→ Problem description: All the data should come back exactly as it was given.
::::
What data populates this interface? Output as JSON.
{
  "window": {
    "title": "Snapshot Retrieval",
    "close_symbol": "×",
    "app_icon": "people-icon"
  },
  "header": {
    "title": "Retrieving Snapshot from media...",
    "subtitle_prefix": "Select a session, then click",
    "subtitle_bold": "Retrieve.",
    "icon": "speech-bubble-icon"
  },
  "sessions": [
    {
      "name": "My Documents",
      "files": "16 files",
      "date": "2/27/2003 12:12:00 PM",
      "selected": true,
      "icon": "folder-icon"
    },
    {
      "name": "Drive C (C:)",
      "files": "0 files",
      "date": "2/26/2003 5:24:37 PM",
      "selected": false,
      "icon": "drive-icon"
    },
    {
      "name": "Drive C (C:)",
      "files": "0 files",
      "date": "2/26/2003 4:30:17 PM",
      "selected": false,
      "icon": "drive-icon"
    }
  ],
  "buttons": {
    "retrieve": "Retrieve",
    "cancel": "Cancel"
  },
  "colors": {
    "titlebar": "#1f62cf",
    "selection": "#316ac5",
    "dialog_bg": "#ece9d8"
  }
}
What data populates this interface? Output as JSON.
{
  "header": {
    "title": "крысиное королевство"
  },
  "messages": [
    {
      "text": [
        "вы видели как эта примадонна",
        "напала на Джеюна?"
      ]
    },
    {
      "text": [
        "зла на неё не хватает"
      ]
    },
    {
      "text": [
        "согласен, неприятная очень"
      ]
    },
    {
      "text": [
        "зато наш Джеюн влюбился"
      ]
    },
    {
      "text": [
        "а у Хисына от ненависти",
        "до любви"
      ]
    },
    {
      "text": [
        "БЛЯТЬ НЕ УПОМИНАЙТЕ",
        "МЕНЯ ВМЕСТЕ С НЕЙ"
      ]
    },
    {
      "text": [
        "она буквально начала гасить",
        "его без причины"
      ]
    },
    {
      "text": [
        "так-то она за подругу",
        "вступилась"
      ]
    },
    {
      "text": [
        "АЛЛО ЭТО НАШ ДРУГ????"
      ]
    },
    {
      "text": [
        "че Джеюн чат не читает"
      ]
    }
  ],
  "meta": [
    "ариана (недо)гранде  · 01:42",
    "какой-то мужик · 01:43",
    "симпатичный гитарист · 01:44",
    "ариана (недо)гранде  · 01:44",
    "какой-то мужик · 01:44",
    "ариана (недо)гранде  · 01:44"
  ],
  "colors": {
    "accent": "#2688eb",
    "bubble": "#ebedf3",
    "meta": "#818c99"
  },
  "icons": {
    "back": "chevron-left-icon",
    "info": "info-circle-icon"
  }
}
::::
→ Worked solution:
What data populates this interface? Output as JSON.
{
  "window": {
    "title": "Snapshot Retrieval",
    "close_symbol": "×",
    "app_icon": "people-icon"
  },
  "header": {
    "title": "Retrieving Snapshot from media...",
    "subtitle_prefix": "Select a session, then click",
    "subtitle_bold": "Retrieve.",
    "icon": "speech-bubble-icon"
  },
  "sessions": [
    {
      "name": "My Documents",
      "files": "16 files",
      "date": "2/27/2003 12:12:00 PM",
      "selected": true,
      "icon": "folder-icon"
    },
    {
      "name": "Drive C (C:)",
      "files": "0 files",
      "date": "2/26/2003 5:24:37 PM",
      "selected": false,
      "icon": "drive-icon"
    },
    {
      "name": "Drive C (C:)",
      "files": "0 files",
      "date": "2/26/2003 4:30:17 PM",
      "selected": false,
      "icon": "drive-icon"
    }
  ],
  "buttons": {
    "retrieve": "Retrieve",
    "cancel": "Cancel"
  },
  "colors": {
    "titlebar": "#1f62cf",
    "selection": "#316ac5",
    "dialog_bg": "#ece9d8"
  }
}
What data populates this interface? Output as JSON.
{
  "header": {
    "title": "крысиное королевство"
  },
  "messages": [
    {
      "text": [
        "вы видели как эта примадонна",
        "напала на Джеюна?"
      ]
    },
    {
      "text": [
        "зла на неё не хватает"
      ]
    },
    {
      "text": [
        "согласен, неприятная очень"
      ]
    },
    {
      "text": [
        "зато наш Джеюн влюбился"
      ]
    },
    {
      "text": [
        "а у Хисына от ненависти",
        "до любви"
      ]
    },
    {
      "text": [
        "БЛЯТЬ НЕ УПОМИНАЙТЕ",
        "МЕНЯ ВМЕСТЕ С НЕЙ"
      ]
    },
    {
      "text": [
        "она буквально начала гасить",
        "его без причины"
      ]
    },
    {
      "text": [
        "так-то она за подругу",
        "вступилась"
      ]
    },
    {
      "text": [
        "АЛЛО ЭТО НАШ ДРУГ????"
      ]
    },
    {
      "text": [
        "че Джеюн чат не читает"
      ]
    }
  ],
  "meta": [
    "ариана (недо)гранде  · 01:42",
    "какой-то мужик · 01:43",
    "симпатичный гитарист · 01:44",
    "ариана (недо)гранде  · 01:44",
    "какой-то мужик · 01:44",
    "ариана (недо)гранде  · 01:44"
  ],
  "colors": {
    "accent": "#2688eb",
    "bubble": "#ebedf3",
    "meta": "#818c99"
  },
  "icons": {
    "back": "chevron-left-icon",
    "info": "info-circle-icon"
  }
}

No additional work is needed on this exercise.